What needs to be done:
Can all of these lines be returned exactly?

Material for this exercise:
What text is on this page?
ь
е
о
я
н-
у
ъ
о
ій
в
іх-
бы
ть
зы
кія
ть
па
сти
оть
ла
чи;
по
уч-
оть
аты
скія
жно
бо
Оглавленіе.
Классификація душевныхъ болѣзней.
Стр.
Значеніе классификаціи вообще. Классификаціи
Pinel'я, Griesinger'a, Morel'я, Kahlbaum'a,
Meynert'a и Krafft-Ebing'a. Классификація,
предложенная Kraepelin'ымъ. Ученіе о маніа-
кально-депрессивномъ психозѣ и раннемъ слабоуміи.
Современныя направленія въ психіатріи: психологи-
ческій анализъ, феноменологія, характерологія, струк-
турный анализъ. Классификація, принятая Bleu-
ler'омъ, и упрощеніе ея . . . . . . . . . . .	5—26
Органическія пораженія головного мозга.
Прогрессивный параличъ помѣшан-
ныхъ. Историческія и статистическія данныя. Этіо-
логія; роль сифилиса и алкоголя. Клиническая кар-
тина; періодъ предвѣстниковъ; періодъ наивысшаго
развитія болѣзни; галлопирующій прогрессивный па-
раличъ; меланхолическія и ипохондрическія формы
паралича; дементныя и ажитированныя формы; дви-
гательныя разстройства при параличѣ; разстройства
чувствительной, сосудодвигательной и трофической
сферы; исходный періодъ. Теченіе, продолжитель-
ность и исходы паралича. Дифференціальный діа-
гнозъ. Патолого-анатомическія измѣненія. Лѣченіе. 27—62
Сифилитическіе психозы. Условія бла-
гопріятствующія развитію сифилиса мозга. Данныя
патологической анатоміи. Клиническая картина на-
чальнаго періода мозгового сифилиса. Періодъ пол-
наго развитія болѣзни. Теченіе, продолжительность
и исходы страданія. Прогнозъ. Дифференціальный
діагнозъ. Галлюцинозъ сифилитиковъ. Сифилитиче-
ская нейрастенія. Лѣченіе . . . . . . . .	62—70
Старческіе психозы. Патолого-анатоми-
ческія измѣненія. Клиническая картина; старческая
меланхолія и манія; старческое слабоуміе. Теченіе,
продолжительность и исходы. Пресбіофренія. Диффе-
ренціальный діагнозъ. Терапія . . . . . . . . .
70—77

Answer to this task:
What text is on this page?
ь
е
о
я
н-
у
ъ
о
ій
в
іх-
бы
ть
зы
кія
ть
па
сти
оть
ла
чи;
по
уч-
оть
аты
скія
жно
бо
Оглавленіе.
Классификація душевныхъ болѣзней.
Стр.
Значеніе классификаціи вообще. Классификаціи
Pinel'я, Griesinger'a, Morel'я, Kahlbaum'a,
Meynert'a и Krafft-Ebing'a. Классификація,
предложенная Kraepelin'ымъ. Ученіе о маніа-
кально-депрессивномъ психозѣ и раннемъ слабоуміи.
Современныя направленія въ психіатріи: психологи-
ческій анализъ, феноменологія, характерологія, струк-
турный анализъ. Классификація, принятая Bleu-
ler'омъ, и упрощеніе ея . . . . . . . . . . .	5—26
Органическія пораженія головного мозга.
Прогрессивный параличъ помѣшан-
ныхъ. Историческія и статистическія данныя. Этіо-
логія; роль сифилиса и алкоголя. Клиническая кар-
тина; періодъ предвѣстниковъ; періодъ наивысшаго
развитія болѣзни; галлопирующій прогрессивный па-
раличъ; меланхолическія и ипохондрическія формы
паралича; дементныя и ажитированныя формы; дви-
гательныя разстройства при параличѣ; разстройства
чувствительной, сосудодвигательной и трофической
сферы; исходный періодъ. Теченіе, продолжитель-
ность и исходы паралича. Дифференціальный діа-
гнозъ. Патолого-анатомическія измѣненія. Лѣченіе. 27—62
Сифилитическіе психозы. Условія бла-
гопріятствующія развитію сифилиса мозга. Данныя
патологической анатоміи. Клиническая картина на-
чальнаго періода мозгового сифилиса. Періодъ пол-
наго развитія болѣзни. Теченіе, продолжительность
и исходы страданія. Прогнозъ. Дифференціальный
діагнозъ. Галлюцинозъ сифилитиковъ. Сифилитиче-
ская нейрастенія. Лѣченіе . . . . . . . .	62—70
Старческіе психозы. Патолого-анатоми-
ческія измѣненія. Клиническая картина; старческая
меланхолія и манія; старческое слабоуміе. Теченіе,
продолжительность и исходы. Пресбіофренія. Диффе-
ренціальный діагнозъ. Терапія . . . . . . . . .
70—77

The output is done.